WHAT THIS TASK INVOLVES: Count the lines of the records that contain the string "high", with uppercase and lowercase treated as different. Reply with the number alone.

== GIVEN INFORMATION ==

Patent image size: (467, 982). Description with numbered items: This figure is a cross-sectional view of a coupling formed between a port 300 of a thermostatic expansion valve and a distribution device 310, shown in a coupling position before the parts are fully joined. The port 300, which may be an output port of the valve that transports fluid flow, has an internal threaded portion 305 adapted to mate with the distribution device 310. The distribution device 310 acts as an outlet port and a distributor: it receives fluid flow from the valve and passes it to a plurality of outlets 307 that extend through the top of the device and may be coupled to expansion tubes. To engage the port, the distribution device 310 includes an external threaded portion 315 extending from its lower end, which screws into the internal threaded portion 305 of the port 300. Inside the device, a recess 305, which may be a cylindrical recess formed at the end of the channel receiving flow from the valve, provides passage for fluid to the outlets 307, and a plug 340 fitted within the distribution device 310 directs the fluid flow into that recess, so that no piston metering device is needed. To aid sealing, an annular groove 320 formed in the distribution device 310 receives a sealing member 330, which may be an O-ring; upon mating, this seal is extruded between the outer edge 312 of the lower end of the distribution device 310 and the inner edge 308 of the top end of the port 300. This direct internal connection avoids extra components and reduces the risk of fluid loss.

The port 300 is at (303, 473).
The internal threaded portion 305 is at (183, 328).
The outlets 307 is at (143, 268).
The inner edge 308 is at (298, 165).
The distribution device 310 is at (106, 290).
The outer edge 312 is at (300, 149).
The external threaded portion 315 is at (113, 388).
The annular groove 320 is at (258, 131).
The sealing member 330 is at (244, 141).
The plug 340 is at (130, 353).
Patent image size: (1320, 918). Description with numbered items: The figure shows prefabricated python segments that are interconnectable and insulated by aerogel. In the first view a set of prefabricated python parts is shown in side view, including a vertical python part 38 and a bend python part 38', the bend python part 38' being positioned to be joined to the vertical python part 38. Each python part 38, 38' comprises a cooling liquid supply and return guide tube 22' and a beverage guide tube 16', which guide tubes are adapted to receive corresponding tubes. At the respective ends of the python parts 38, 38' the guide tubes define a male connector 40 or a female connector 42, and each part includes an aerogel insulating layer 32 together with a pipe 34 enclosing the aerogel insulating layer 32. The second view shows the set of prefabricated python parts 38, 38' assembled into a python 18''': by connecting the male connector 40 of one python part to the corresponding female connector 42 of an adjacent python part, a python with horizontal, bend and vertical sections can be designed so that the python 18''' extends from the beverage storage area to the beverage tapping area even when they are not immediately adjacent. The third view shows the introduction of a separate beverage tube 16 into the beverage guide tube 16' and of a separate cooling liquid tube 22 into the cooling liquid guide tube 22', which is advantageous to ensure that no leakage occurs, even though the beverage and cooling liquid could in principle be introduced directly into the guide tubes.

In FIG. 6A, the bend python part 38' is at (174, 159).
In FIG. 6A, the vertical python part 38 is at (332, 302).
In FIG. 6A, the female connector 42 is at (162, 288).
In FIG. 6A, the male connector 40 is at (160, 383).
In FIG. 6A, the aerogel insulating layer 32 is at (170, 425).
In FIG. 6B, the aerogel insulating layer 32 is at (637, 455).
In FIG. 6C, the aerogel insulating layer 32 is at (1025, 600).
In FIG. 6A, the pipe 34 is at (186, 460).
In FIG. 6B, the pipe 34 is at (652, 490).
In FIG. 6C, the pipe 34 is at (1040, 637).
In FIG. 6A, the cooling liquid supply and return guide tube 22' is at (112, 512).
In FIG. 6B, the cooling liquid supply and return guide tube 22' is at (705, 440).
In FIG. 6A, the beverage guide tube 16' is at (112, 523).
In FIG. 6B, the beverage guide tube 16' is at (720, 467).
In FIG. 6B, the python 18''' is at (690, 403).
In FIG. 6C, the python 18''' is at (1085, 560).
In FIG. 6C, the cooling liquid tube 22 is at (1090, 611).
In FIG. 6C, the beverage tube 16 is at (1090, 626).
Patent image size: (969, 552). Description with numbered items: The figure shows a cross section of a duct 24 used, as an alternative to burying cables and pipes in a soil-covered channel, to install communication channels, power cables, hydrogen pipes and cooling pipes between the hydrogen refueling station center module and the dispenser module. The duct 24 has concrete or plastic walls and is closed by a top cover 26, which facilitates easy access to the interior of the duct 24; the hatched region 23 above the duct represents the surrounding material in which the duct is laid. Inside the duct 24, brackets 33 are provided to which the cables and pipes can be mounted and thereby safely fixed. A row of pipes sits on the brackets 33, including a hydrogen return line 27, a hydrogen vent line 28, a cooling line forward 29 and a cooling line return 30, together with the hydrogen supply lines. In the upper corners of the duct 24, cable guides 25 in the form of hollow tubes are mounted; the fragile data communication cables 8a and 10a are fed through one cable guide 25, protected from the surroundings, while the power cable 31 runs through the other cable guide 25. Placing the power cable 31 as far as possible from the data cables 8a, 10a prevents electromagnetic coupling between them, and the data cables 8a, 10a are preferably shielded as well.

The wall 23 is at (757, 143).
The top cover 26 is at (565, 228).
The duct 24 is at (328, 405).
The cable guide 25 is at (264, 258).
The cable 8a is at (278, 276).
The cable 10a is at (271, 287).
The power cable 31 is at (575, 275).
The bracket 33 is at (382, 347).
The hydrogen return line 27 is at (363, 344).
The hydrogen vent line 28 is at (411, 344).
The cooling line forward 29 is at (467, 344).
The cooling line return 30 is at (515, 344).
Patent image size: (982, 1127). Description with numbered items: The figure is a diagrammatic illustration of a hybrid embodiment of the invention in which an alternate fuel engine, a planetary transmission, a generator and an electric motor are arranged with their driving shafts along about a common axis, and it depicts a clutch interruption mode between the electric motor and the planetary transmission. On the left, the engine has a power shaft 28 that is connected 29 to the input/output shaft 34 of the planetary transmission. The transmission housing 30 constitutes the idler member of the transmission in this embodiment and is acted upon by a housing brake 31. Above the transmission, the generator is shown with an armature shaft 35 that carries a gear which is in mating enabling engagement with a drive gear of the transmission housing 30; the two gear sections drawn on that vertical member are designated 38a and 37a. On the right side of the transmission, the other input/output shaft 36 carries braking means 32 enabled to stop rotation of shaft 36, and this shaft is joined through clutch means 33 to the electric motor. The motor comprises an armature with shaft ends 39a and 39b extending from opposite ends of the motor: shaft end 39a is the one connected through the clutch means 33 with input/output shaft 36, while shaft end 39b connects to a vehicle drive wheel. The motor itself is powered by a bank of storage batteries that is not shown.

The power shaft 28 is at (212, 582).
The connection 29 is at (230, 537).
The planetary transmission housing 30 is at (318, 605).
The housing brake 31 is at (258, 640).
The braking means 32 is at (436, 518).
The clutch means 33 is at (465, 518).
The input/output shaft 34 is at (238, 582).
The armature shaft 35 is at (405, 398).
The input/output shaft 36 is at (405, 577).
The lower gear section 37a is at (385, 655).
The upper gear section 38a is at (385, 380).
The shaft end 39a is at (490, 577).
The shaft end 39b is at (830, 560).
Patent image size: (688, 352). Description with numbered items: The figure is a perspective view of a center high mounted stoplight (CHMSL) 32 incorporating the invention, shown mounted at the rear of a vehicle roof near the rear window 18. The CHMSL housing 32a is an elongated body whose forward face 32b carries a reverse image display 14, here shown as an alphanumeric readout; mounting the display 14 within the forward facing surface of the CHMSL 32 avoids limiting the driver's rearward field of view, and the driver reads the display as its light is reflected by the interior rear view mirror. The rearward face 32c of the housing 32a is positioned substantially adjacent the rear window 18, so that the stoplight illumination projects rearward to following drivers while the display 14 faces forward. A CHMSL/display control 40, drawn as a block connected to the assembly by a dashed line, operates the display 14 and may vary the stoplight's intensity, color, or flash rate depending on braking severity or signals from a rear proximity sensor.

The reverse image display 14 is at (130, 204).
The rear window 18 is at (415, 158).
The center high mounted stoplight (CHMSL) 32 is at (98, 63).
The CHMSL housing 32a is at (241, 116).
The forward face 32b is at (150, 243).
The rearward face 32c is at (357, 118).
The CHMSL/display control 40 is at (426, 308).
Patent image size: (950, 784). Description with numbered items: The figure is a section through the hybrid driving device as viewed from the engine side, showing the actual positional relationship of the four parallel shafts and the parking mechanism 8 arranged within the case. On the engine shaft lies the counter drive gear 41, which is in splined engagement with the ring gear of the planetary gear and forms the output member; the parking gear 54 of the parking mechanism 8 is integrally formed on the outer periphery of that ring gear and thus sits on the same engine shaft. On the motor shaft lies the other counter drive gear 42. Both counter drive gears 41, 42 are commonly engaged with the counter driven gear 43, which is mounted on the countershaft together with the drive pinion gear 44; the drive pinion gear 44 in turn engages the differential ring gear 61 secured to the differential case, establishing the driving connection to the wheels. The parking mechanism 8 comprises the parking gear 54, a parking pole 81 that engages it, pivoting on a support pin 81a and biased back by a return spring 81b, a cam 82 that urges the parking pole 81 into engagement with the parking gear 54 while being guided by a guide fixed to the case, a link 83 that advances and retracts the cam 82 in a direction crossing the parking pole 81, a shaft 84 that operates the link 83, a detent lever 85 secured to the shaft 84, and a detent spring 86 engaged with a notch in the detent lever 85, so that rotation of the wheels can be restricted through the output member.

===

COMPLETE ANSWER: 2